--- Reading text ---

-=-=-=-=-

Still, there are those homosexuals that still want to live the dream (or horror) of the gay lifestyle, and one of those people, I think, would be Chloe. Chloe took me to Monster for drinks. It's really a guys bar, but she really liked being there for the atmosphere. And to tell you the truth, she got scoped out by the men just as much as she did the women in Henrietta Hudsons. She was often mistaken there for a boy even with her feminine looks. She had kind of a Justin Bieber-type look going on. She loved it because she wasn't in a,"straight bar," like the kind she worked in.

"You should have seen this creep last night," Chloe said to me as she sipped her Corona. "This dude was such a  dick. He spent a good half-an-hour trying to buy this girl a drink, who was with her boyfriend at the time. That is soooo sketchy. The worst part though," she continued. "This girl was actually checking him out and going for the whole act. She was pretty and all, but come on! He's a dog and a skeeve!"

"Kind of like that action that is happening over there?" I asked pointing to the bar where one guy who was holding hands with another was most obviously checking out another guy who was also with what appeared to be his own boyfriend.

"Nah. This wasn't friendly scooping. This was raunchy," Chloe explained. "Anyway, it's just kind of expected that you will be checked out in a gay bar."

-=-=-=-=-

--- Supplied records ---
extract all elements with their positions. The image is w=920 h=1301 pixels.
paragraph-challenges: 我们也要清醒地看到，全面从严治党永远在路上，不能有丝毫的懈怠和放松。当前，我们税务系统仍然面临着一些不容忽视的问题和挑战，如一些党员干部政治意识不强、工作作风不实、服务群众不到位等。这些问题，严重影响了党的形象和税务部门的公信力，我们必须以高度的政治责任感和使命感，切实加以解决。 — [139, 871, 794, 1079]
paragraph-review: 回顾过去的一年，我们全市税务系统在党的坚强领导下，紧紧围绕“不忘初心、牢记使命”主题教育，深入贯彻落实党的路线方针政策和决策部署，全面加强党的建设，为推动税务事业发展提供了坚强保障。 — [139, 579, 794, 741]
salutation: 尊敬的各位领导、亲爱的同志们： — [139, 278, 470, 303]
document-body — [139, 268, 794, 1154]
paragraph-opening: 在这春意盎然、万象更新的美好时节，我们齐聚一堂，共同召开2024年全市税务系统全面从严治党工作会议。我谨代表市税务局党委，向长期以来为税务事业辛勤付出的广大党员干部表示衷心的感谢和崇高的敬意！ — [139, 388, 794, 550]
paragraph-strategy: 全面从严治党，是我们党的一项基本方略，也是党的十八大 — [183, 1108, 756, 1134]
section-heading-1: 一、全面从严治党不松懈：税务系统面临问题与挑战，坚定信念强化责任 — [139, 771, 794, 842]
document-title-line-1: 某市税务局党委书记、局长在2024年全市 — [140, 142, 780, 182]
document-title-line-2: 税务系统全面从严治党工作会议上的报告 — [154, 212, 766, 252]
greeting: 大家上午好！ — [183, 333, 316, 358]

-=-=-=-=-

--- Your instructions ---
Answer these questions from the passage about Chloe:
(a) Which bar did Chloe take the narrator to for drinks?
(b) What was Chloe drinking while she talked?
(c) How long did the man she described spend trying to buy the girl a drink?
The items have no connection to the passage about Chloe.

--- Result of this task ---
(a) Monster
(b) A Corona
(c) A good half hour